**Working data:**
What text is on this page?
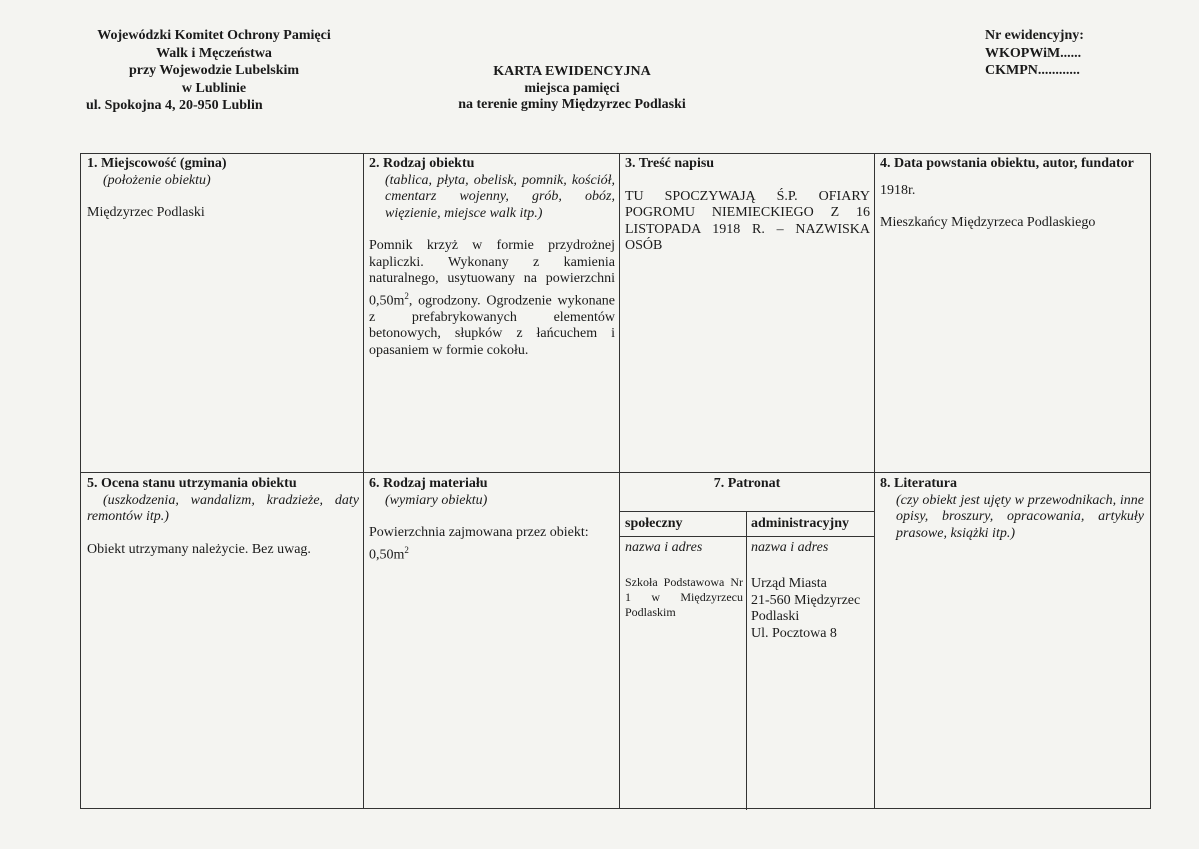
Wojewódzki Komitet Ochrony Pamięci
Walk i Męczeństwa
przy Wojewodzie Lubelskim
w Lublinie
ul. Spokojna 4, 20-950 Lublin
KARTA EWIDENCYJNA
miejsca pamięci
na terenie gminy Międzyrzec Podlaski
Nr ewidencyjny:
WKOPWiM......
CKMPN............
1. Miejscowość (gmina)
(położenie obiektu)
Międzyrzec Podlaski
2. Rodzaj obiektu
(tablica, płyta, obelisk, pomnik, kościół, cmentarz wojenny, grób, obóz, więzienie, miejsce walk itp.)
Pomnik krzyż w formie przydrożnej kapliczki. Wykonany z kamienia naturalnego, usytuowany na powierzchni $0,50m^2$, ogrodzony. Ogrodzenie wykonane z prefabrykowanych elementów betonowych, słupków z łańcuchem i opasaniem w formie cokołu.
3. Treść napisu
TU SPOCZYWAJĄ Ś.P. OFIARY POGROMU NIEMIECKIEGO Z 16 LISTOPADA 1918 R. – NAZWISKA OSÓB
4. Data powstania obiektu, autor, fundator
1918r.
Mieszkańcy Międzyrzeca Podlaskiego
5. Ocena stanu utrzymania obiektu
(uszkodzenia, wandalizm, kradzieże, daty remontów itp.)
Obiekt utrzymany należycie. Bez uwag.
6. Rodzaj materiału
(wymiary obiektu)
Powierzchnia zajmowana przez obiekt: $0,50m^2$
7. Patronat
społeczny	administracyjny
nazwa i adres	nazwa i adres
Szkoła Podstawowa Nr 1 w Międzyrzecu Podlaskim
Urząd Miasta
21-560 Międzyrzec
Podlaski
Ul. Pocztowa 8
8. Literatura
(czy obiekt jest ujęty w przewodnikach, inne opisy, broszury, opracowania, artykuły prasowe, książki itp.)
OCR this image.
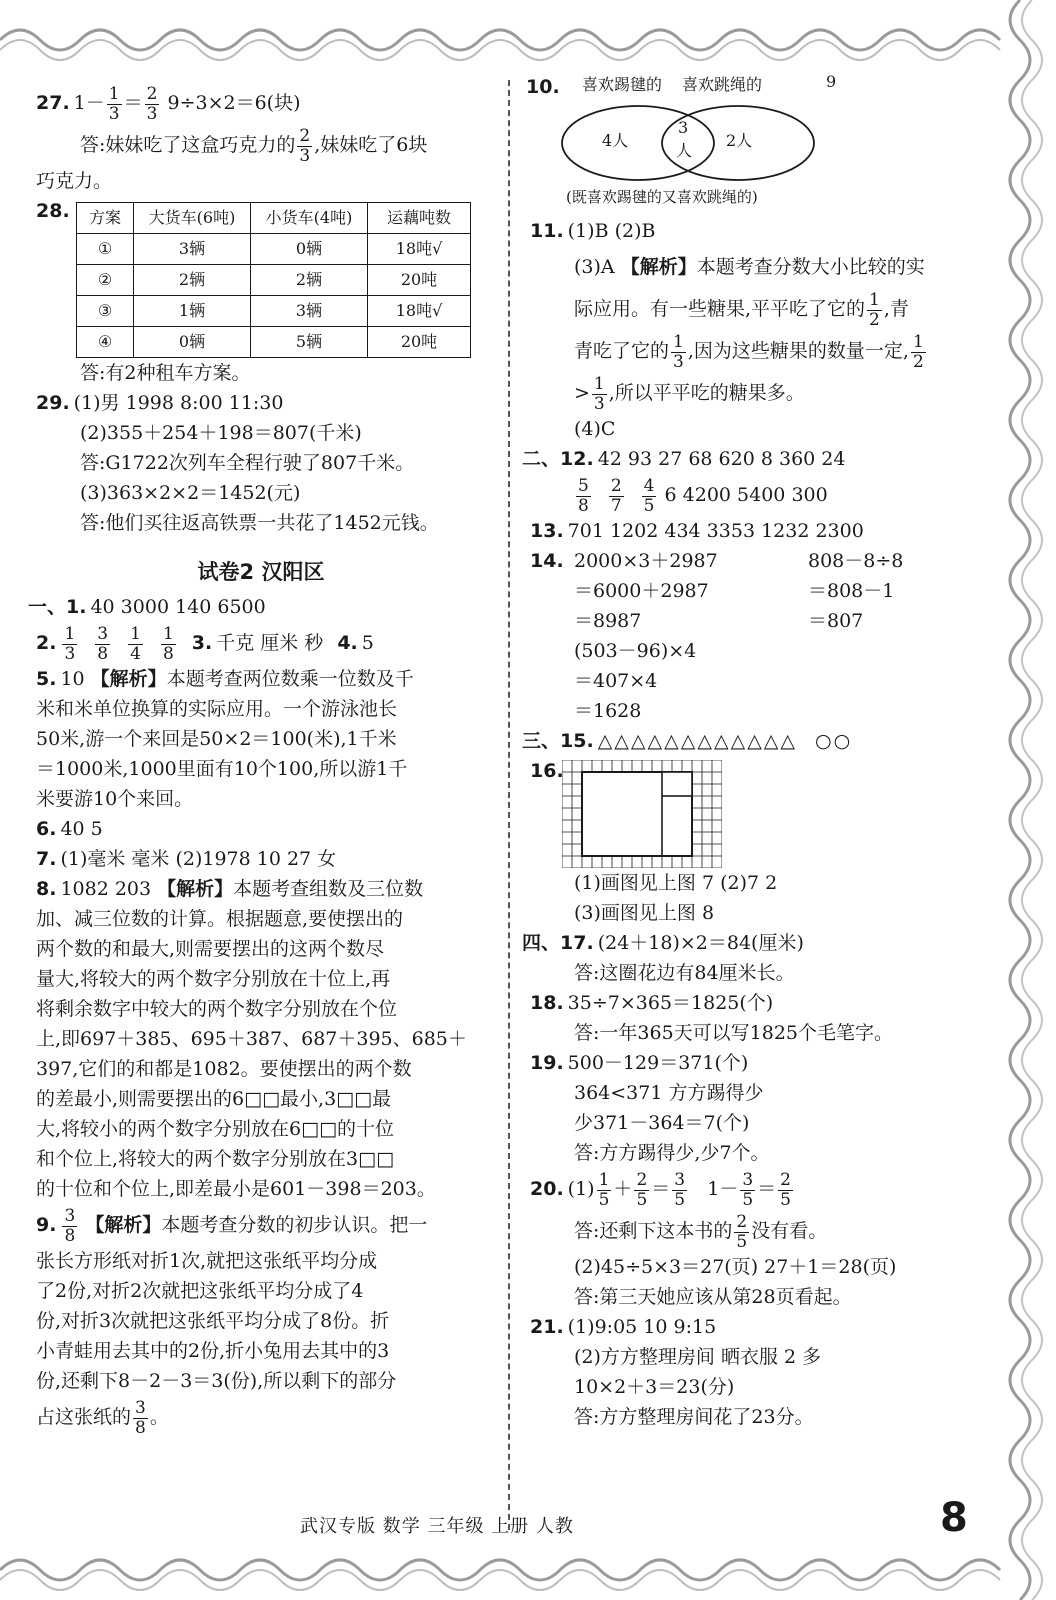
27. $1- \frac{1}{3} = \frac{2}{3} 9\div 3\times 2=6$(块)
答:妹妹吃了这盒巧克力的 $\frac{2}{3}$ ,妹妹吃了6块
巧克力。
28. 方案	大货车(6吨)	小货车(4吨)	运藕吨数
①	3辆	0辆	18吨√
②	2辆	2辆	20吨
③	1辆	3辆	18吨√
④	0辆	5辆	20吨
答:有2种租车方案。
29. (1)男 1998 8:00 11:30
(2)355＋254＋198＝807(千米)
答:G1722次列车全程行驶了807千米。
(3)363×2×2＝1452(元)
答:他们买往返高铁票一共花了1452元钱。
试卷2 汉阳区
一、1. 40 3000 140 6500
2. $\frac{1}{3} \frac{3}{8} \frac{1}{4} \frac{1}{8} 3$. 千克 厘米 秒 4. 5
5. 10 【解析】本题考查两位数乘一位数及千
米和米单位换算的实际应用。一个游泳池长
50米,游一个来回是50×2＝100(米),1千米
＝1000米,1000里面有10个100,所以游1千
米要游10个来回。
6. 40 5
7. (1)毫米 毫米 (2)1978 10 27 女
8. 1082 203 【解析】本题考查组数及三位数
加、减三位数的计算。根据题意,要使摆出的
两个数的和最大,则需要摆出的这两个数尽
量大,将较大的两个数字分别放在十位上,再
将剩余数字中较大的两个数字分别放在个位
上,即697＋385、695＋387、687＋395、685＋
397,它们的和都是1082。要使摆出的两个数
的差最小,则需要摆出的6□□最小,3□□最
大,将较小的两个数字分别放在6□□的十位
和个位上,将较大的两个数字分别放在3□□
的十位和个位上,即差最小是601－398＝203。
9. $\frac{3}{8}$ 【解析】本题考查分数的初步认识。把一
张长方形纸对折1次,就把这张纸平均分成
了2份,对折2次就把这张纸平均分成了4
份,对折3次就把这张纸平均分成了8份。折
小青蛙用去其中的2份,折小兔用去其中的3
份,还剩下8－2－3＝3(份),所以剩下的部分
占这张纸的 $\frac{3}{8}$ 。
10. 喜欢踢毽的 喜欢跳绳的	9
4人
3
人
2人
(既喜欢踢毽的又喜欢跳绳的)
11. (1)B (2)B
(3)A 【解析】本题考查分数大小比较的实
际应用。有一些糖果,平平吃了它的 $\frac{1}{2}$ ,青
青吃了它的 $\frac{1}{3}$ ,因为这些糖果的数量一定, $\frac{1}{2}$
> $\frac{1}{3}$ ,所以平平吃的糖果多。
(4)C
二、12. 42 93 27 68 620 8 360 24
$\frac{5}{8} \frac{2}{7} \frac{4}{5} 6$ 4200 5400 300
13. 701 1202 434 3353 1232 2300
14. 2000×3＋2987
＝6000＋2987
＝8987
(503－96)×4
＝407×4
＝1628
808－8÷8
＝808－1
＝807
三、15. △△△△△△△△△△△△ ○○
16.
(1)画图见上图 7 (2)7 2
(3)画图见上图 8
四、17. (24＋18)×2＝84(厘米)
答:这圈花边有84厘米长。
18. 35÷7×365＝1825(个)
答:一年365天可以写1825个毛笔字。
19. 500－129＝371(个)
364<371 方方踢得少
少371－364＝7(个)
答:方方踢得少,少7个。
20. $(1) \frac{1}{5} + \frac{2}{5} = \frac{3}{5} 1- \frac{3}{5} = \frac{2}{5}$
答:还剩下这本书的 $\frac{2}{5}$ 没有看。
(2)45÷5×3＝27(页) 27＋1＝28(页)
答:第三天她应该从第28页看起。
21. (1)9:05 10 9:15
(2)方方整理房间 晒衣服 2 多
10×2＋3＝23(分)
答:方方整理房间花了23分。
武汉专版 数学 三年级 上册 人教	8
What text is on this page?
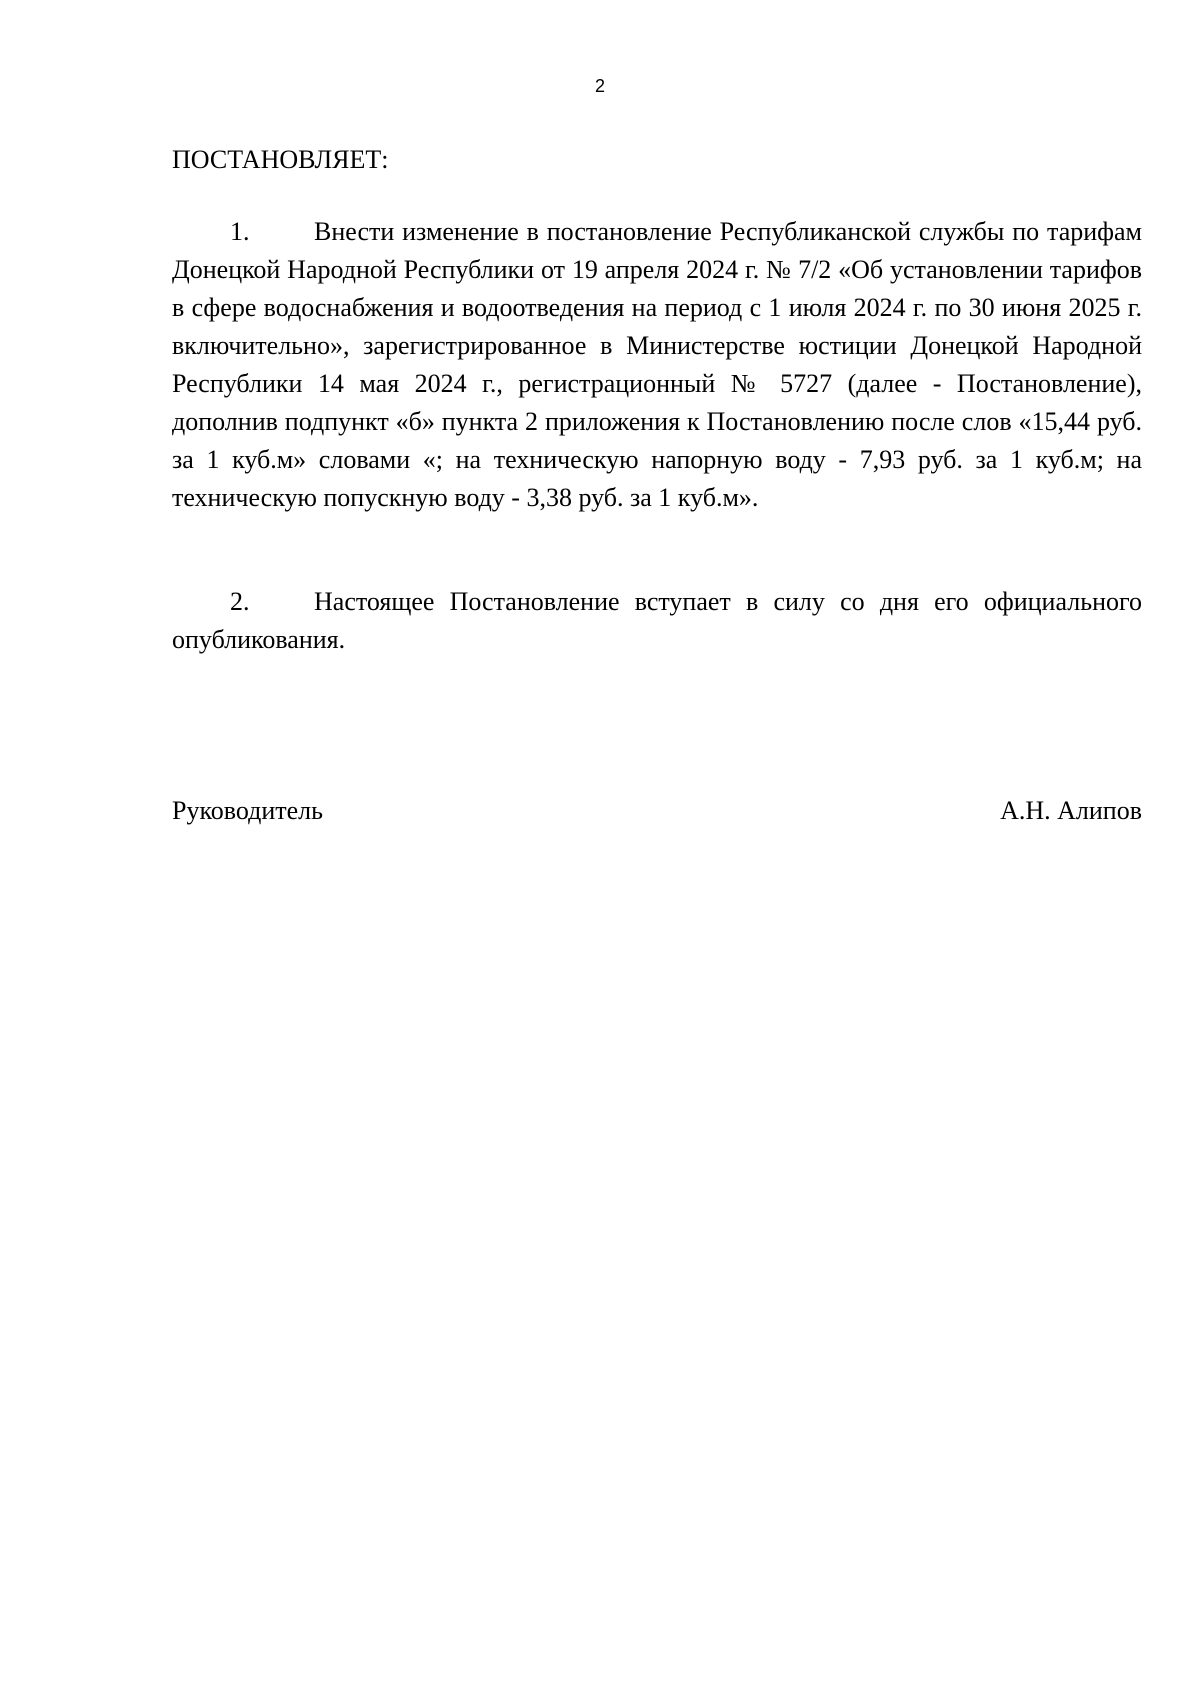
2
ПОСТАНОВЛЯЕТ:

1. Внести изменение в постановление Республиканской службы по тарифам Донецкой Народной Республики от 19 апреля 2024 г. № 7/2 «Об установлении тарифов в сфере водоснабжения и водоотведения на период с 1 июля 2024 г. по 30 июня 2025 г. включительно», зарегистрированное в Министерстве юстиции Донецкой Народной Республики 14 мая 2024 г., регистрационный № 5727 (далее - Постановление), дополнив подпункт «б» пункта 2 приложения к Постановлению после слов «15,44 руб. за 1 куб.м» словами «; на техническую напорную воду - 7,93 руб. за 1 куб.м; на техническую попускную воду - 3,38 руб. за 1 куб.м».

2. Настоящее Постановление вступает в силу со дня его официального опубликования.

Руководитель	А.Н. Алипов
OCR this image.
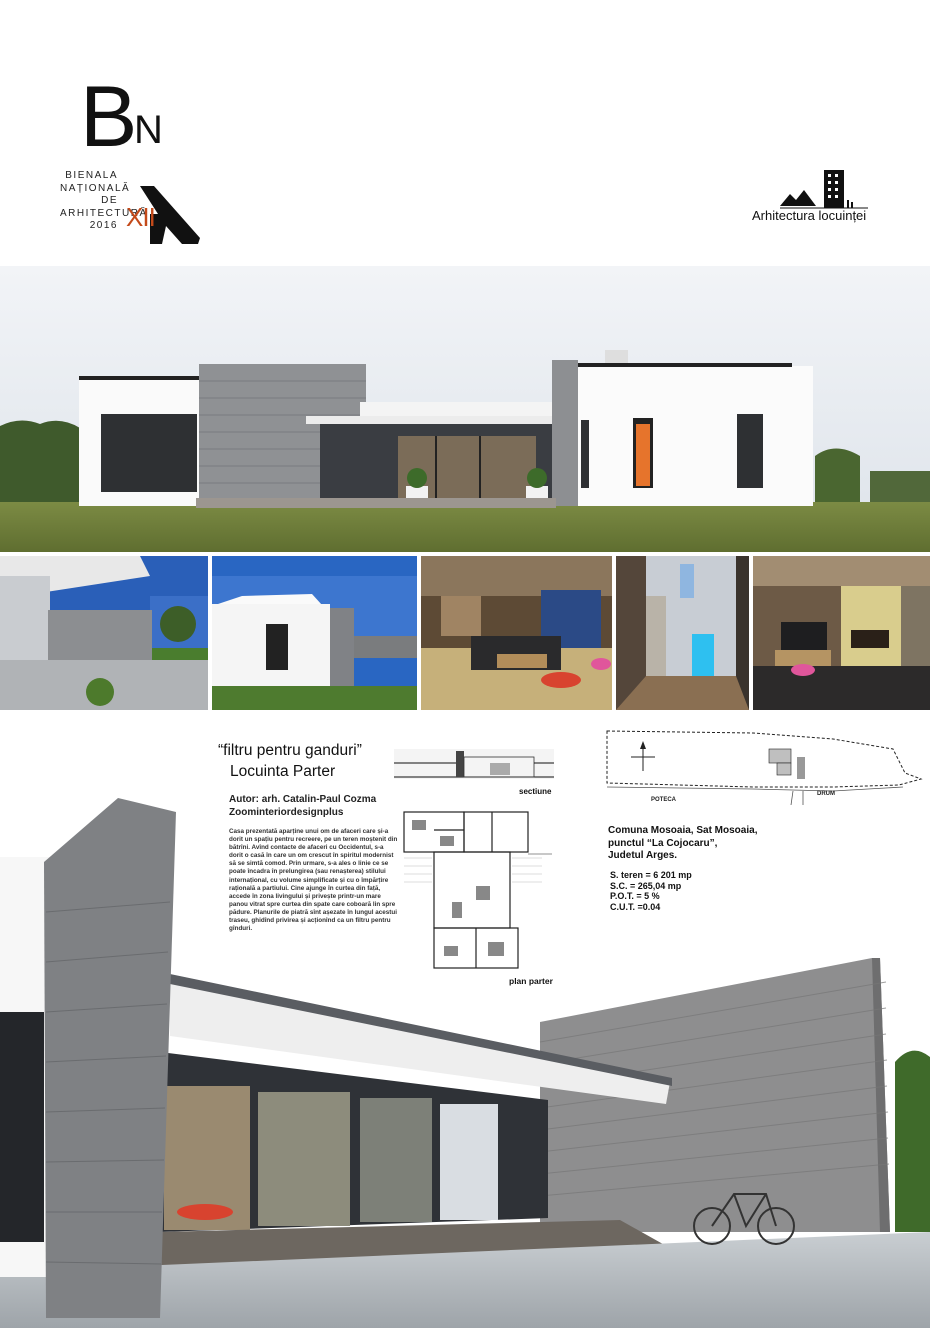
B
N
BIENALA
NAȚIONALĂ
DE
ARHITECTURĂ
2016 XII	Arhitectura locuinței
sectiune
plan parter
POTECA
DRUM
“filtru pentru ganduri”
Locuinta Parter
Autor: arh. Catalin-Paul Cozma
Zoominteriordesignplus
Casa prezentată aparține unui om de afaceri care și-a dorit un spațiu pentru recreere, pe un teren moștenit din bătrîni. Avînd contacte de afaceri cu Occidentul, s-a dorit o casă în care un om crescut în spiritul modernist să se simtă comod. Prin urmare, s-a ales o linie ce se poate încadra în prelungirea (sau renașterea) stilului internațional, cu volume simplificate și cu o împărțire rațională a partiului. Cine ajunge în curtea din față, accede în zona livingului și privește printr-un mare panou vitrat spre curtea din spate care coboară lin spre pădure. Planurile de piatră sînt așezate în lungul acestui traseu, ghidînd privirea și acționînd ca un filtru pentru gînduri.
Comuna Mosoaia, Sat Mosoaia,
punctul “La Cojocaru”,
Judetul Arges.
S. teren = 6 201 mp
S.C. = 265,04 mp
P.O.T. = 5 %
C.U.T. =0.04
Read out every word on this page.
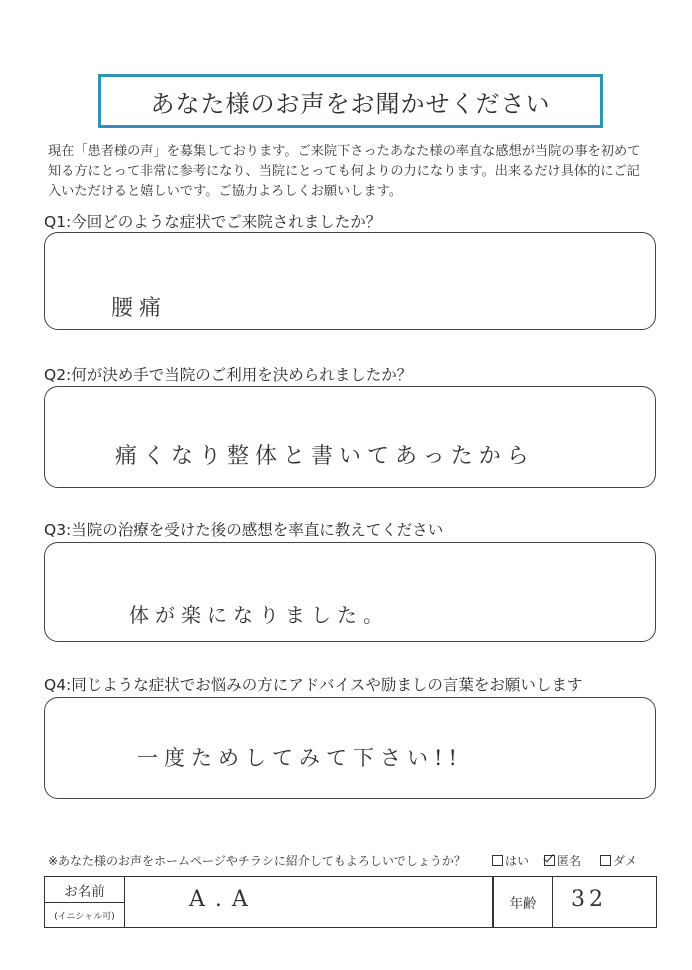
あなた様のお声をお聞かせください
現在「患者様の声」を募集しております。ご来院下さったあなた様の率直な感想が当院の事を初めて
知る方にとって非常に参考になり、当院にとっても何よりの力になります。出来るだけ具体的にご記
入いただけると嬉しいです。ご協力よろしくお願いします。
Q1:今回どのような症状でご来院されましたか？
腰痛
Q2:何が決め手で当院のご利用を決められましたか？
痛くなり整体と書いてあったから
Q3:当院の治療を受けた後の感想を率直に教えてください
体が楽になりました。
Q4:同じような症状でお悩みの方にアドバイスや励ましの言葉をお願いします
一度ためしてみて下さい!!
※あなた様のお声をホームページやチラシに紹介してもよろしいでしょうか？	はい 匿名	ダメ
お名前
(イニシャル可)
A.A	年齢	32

**Given request:** Select every line of the records holding the string "Постановление".

**Completed task:**
1. Внести изменение в постановление Республиканской службы по тарифам Донецкой Народной Республики от 19 апреля 2024 г. № 7/2 «Об установлении тарифов в сфере водоснабжения и водоотведения на период с 1 июля 2024 г. по 30 июня 2025 г. включительно», зарегистрированное в Министерстве юстиции Донецкой Народной Республики 14 мая 2024 г., регистрационный № 5727 (далее - Постановление), дополнив подпункт «б» пункта 2 приложения к Постановлению после слов «15,44 руб. за 1 куб.м» словами «; на техническую напорную воду - 7,93 руб. за 1 куб.м; на техническую попускную воду - 3,38 руб. за 1 куб.м».
2. Настоящее Постановление вступает в силу со дня его официального опубликования.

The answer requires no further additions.